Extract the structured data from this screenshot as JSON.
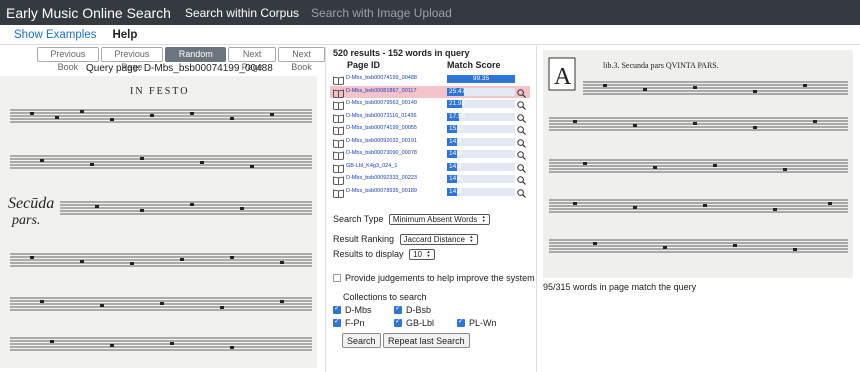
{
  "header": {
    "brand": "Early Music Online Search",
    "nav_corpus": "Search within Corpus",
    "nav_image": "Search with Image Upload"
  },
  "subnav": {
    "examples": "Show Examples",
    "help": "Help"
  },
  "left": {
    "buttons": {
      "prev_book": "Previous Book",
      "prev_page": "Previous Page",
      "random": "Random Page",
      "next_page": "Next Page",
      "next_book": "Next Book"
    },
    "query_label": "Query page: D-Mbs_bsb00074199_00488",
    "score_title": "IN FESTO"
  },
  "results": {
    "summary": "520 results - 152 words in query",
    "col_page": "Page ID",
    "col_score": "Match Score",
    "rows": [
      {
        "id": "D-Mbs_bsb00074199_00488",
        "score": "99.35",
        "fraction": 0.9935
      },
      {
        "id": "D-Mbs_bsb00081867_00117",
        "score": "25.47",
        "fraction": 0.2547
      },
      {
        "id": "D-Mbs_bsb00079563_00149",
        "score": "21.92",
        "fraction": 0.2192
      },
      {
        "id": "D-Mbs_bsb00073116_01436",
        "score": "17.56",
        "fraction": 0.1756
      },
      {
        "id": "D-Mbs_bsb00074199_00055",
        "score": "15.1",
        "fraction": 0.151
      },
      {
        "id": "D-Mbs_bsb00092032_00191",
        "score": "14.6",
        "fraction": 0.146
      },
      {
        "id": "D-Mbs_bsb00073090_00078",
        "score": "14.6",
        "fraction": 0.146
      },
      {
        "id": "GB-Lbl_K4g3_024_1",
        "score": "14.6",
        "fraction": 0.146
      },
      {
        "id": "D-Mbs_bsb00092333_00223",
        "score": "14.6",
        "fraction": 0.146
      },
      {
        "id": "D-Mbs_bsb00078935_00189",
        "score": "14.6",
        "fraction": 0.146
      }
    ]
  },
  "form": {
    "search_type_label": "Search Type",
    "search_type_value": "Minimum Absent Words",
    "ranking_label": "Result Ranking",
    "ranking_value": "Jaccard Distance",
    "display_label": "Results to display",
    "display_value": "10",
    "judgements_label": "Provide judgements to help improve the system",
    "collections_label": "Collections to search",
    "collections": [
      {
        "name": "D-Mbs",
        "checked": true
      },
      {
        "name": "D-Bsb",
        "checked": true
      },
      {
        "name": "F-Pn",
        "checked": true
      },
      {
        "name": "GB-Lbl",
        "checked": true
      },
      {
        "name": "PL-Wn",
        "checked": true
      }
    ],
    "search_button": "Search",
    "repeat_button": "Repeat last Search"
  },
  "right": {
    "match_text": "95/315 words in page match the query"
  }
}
++++++++++
**REQUEST**
Go through the entries above and copy every line containing "name".

**RESULT OF THE TASK**
        "name": "D-Mbs",
        "name": "D-Bsb",
        "name": "F-Pn",
        "name": "GB-Lbl",
        "name": "PL-Wn",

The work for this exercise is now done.